#### Dataset content

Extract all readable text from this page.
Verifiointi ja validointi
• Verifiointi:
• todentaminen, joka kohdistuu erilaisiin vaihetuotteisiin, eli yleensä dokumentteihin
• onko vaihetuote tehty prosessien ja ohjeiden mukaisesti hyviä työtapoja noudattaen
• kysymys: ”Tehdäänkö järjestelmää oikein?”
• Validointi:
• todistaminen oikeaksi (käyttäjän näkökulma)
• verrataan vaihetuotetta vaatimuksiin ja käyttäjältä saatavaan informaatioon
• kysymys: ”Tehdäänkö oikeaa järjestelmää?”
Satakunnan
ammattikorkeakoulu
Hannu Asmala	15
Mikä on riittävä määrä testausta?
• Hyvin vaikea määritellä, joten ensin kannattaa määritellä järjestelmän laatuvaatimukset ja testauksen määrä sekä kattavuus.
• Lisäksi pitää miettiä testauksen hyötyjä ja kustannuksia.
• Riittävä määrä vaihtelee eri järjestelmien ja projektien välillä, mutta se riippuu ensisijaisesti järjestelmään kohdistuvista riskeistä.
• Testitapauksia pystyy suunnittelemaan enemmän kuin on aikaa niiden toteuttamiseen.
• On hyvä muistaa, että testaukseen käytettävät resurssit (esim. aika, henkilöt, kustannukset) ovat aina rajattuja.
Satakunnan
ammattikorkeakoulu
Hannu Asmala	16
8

########

* Exercise
Above are the records; retype them all without a single difference.

* Final answer
Extract all readable text from this page.
Verifiointi ja validointi
• Verifiointi:
• todentaminen, joka kohdistuu erilaisiin vaihetuotteisiin, eli yleensä dokumentteihin
• onko vaihetuote tehty prosessien ja ohjeiden mukaisesti hyviä työtapoja noudattaen
• kysymys: ”Tehdäänkö järjestelmää oikein?”
• Validointi:
• todistaminen oikeaksi (käyttäjän näkökulma)
• verrataan vaihetuotetta vaatimuksiin ja käyttäjältä saatavaan informaatioon
• kysymys: ”Tehdäänkö oikeaa järjestelmää?”
Satakunnan
ammattikorkeakoulu
Hannu Asmala	15
Mikä on riittävä määrä testausta?
• Hyvin vaikea määritellä, joten ensin kannattaa määritellä järjestelmän laatuvaatimukset ja testauksen määrä sekä kattavuus.
• Lisäksi pitää miettiä testauksen hyötyjä ja kustannuksia.
• Riittävä määrä vaihtelee eri järjestelmien ja projektien välillä, mutta se riippuu ensisijaisesti järjestelmään kohdistuvista riskeistä.
• Testitapauksia pystyy suunnittelemaan enemmän kuin on aikaa niiden toteuttamiseen.
• On hyvä muistaa, että testaukseen käytettävät resurssit (esim. aika, henkilöt, kustannukset) ovat aina rajattuja.
Satakunnan
ammattikorkeakoulu
Hannu Asmala	16
8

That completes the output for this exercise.